--- start GIVEN DATA ---

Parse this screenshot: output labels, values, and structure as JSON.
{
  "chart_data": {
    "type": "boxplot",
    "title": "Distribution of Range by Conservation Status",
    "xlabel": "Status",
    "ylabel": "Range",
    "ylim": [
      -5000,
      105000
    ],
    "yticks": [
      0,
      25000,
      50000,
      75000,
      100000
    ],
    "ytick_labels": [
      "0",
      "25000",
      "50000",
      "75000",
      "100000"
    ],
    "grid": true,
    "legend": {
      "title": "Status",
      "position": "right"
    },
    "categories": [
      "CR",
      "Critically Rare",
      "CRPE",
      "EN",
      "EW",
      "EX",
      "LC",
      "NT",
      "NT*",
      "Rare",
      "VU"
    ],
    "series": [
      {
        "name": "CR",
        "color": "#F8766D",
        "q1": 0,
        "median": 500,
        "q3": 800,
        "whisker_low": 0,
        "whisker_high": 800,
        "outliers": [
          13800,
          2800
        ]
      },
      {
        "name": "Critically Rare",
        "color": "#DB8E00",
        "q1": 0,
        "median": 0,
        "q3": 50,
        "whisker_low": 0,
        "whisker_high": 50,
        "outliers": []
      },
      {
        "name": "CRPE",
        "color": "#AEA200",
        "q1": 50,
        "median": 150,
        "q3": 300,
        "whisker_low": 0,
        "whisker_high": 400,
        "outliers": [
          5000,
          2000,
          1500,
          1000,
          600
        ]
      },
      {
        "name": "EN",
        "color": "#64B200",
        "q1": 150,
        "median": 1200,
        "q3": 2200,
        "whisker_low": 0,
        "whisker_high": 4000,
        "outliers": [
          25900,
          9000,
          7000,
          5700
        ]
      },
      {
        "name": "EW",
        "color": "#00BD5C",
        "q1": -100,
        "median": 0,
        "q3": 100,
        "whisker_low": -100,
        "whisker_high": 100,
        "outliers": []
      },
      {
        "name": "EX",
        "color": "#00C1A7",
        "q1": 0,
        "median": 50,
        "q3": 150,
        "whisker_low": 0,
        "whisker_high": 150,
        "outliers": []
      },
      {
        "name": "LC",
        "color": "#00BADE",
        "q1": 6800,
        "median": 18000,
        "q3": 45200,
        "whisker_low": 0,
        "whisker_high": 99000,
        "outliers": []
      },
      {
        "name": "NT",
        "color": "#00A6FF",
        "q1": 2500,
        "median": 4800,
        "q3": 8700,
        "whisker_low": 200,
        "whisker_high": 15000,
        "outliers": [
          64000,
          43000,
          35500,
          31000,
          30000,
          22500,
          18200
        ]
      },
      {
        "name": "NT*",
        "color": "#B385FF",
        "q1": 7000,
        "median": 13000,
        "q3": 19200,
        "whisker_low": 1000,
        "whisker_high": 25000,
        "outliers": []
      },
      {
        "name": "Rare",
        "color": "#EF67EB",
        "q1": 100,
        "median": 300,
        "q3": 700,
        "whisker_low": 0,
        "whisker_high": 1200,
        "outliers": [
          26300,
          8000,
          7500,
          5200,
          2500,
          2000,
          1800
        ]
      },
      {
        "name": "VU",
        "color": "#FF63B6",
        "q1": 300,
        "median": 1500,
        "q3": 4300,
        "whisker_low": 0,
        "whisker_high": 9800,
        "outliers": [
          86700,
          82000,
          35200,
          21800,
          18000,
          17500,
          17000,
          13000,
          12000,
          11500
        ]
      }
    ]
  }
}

--- end GIVEN DATA ---

STATED PROBLEM:
Identify and copy the lines holding the word "name".

CORRECT OUTPUT:
        "name": "CR",
        "name": "Critically Rare",
        "name": "CRPE",
        "name": "EN",
        "name": "EW",
        "name": "EX",
        "name": "LC",
        "name": "NT",
        "name": "NT*",
        "name": "Rare",
        "name": "VU",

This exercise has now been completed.